--- Start ---

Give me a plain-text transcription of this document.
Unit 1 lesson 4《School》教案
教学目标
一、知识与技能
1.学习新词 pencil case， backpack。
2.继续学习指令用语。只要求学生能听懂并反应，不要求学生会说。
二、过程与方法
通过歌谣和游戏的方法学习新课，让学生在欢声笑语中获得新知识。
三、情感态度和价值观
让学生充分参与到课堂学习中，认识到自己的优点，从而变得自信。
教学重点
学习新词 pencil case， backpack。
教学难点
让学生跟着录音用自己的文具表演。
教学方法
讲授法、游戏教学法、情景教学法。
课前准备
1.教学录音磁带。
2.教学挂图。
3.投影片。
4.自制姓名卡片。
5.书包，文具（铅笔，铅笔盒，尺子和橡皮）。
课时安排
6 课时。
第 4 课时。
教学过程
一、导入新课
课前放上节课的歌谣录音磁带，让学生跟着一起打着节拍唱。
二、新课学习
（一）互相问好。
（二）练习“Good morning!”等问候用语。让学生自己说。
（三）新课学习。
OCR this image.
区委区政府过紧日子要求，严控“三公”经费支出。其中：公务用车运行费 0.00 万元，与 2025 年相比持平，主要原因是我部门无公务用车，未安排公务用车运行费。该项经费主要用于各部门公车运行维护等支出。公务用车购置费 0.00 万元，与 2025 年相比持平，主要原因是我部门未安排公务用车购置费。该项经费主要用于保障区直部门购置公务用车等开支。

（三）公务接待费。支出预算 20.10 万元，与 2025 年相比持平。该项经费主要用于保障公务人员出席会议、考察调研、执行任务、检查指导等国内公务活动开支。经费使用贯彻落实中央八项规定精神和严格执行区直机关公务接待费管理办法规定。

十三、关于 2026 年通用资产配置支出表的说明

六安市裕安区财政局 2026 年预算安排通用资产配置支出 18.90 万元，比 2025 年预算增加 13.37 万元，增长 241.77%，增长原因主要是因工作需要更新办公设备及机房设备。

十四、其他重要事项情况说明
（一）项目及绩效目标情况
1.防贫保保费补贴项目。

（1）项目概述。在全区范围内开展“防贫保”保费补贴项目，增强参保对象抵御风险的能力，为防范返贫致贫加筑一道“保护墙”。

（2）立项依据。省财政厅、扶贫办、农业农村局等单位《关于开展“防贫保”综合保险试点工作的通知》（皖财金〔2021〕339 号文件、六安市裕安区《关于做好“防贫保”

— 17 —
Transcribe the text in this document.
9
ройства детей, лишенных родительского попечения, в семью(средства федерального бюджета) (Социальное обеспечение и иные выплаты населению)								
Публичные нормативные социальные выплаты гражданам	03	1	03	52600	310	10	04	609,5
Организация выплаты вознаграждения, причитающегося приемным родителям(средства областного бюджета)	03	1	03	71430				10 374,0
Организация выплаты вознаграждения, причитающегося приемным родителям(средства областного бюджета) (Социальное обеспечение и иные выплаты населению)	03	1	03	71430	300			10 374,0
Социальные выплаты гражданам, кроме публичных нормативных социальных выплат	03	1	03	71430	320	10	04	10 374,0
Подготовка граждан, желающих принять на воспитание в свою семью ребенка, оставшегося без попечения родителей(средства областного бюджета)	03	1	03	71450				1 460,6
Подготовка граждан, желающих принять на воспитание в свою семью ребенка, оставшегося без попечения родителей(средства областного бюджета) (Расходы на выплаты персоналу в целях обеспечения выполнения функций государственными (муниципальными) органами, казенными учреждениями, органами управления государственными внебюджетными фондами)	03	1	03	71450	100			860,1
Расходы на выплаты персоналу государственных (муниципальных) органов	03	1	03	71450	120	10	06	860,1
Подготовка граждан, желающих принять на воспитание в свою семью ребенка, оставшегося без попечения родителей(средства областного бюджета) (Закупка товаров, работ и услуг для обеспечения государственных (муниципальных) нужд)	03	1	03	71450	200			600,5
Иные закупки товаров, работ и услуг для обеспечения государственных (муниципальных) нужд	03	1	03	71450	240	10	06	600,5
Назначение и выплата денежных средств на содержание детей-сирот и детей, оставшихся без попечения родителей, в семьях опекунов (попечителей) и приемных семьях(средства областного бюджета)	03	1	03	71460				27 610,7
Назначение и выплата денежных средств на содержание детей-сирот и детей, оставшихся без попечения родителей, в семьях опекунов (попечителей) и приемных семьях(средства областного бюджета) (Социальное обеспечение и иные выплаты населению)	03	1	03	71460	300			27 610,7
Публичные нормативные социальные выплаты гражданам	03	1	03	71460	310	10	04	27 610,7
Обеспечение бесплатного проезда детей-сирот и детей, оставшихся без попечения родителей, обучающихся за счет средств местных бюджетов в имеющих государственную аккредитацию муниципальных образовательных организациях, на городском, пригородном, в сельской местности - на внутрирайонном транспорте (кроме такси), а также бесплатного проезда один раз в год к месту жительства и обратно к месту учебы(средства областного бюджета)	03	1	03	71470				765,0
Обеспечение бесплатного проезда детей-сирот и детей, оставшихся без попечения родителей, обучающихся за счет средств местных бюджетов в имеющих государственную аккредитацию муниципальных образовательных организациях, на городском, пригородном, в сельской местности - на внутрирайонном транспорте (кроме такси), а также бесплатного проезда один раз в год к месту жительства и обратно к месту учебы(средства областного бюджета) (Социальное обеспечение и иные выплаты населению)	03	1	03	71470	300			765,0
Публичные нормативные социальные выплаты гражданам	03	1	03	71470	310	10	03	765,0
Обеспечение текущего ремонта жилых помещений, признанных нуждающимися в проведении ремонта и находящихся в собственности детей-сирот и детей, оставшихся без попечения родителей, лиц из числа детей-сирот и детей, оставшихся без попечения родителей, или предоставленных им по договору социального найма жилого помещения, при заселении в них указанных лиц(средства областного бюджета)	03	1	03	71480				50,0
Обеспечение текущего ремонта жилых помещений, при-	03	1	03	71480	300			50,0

--- End ---

**WRITTEN PROBLEM:**
Every entry above needs to be quoted exactly.

**TASK SOLUTION:**
Give me a plain-text transcription of this document.
Unit 1 lesson 4《School》教案
教学目标
一、知识与技能
1.学习新词 pencil case， backpack。
2.继续学习指令用语。只要求学生能听懂并反应，不要求学生会说。
二、过程与方法
通过歌谣和游戏的方法学习新课，让学生在欢声笑语中获得新知识。
三、情感态度和价值观
让学生充分参与到课堂学习中，认识到自己的优点，从而变得自信。
教学重点
学习新词 pencil case， backpack。
教学难点
让学生跟着录音用自己的文具表演。
教学方法
讲授法、游戏教学法、情景教学法。
课前准备
1.教学录音磁带。
2.教学挂图。
3.投影片。
4.自制姓名卡片。
5.书包，文具（铅笔，铅笔盒，尺子和橡皮）。
课时安排
6 课时。
第 4 课时。
教学过程
一、导入新课
课前放上节课的歌谣录音磁带，让学生跟着一起打着节拍唱。
二、新课学习
（一）互相问好。
（二）练习“Good morning!”等问候用语。让学生自己说。
（三）新课学习。
OCR this image.
区委区政府过紧日子要求，严控“三公”经费支出。其中：公务用车运行费 0.00 万元，与 2025 年相比持平，主要原因是我部门无公务用车，未安排公务用车运行费。该项经费主要用于各部门公车运行维护等支出。公务用车购置费 0.00 万元，与 2025 年相比持平，主要原因是我部门未安排公务用车购置费。该项经费主要用于保障区直部门购置公务用车等开支。

（三）公务接待费。支出预算 20.10 万元，与 2025 年相比持平。该项经费主要用于保障公务人员出席会议、考察调研、执行任务、检查指导等国内公务活动开支。经费使用贯彻落实中央八项规定精神和严格执行区直机关公务接待费管理办法规定。

十三、关于 2026 年通用资产配置支出表的说明

六安市裕安区财政局 2026 年预算安排通用资产配置支出 18.90 万元，比 2025 年预算增加 13.37 万元，增长 241.77%，增长原因主要是因工作需要更新办公设备及机房设备。

十四、其他重要事项情况说明
（一）项目及绩效目标情况
1.防贫保保费补贴项目。

（1）项目概述。在全区范围内开展“防贫保”保费补贴项目，增强参保对象抵御风险的能力，为防范返贫致贫加筑一道“保护墙”。

（2）立项依据。省财政厅、扶贫办、农业农村局等单位《关于开展“防贫保”综合保险试点工作的通知》（皖财金〔2021〕339 号文件、六安市裕安区《关于做好“防贫保”

— 17 —
Transcribe the text in this document.
9
ройства детей, лишенных родительского попечения, в семью(средства федерального бюджета) (Социальное обеспечение и иные выплаты населению)								
Публичные нормативные социальные выплаты гражданам	03	1	03	52600	310	10	04	609,5
Организация выплаты вознаграждения, причитающегося приемным родителям(средства областного бюджета)	03	1	03	71430				10 374,0
Организация выплаты вознаграждения, причитающегося приемным родителям(средства областного бюджета) (Социальное обеспечение и иные выплаты населению)	03	1	03	71430	300			10 374,0
Социальные выплаты гражданам, кроме публичных нормативных социальных выплат	03	1	03	71430	320	10	04	10 374,0
Подготовка граждан, желающих принять на воспитание в свою семью ребенка, оставшегося без попечения родителей(средства областного бюджета)	03	1	03	71450				1 460,6
Подготовка граждан, желающих принять на воспитание в свою семью ребенка, оставшегося без попечения родителей(средства областного бюджета) (Расходы на выплаты персоналу в целях обеспечения выполнения функций государственными (муниципальными) органами, казенными учреждениями, органами управления государственными внебюджетными фондами)	03	1	03	71450	100			860,1
Расходы на выплаты персоналу государственных (муниципальных) органов	03	1	03	71450	120	10	06	860,1
Подготовка граждан, желающих принять на воспитание в свою семью ребенка, оставшегося без попечения родителей(средства областного бюджета) (Закупка товаров, работ и услуг для обеспечения государственных (муниципальных) нужд)	03	1	03	71450	200			600,5
Иные закупки товаров, работ и услуг для обеспечения государственных (муниципальных) нужд	03	1	03	71450	240	10	06	600,5
Назначение и выплата денежных средств на содержание детей-сирот и детей, оставшихся без попечения родителей, в семьях опекунов (попечителей) и приемных семьях(средства областного бюджета)	03	1	03	71460				27 610,7
Назначение и выплата денежных средств на содержание детей-сирот и детей, оставшихся без попечения родителей, в семьях опекунов (попечителей) и приемных семьях(средства областного бюджета) (Социальное обеспечение и иные выплаты населению)	03	1	03	71460	300			27 610,7
Публичные нормативные социальные выплаты гражданам	03	1	03	71460	310	10	04	27 610,7
Обеспечение бесплатного проезда детей-сирот и детей, оставшихся без попечения родителей, обучающихся за счет средств местных бюджетов в имеющих государственную аккредитацию муниципальных образовательных организациях, на городском, пригородном, в сельской местности - на внутрирайонном транспорте (кроме такси), а также бесплатного проезда один раз в год к месту жительства и обратно к месту учебы(средства областного бюджета)	03	1	03	71470				765,0
Обеспечение бесплатного проезда детей-сирот и детей, оставшихся без попечения родителей, обучающихся за счет средств местных бюджетов в имеющих государственную аккредитацию муниципальных образовательных организациях, на городском, пригородном, в сельской местности - на внутрирайонном транспорте (кроме такси), а также бесплатного проезда один раз в год к месту жительства и обратно к месту учебы(средства областного бюджета) (Социальное обеспечение и иные выплаты населению)	03	1	03	71470	300			765,0
Публичные нормативные социальные выплаты гражданам	03	1	03	71470	310	10	03	765,0
Обеспечение текущего ремонта жилых помещений, признанных нуждающимися в проведении ремонта и находящихся в собственности детей-сирот и детей, оставшихся без попечения родителей, лиц из числа детей-сирот и детей, оставшихся без попечения родителей, или предоставленных им по договору социального найма жилого помещения, при заселении в них указанных лиц(средства областного бюджета)	03	1	03	71480				50,0
Обеспечение текущего ремонта жилых помещений, при-	03	1	03	71480	300			50,0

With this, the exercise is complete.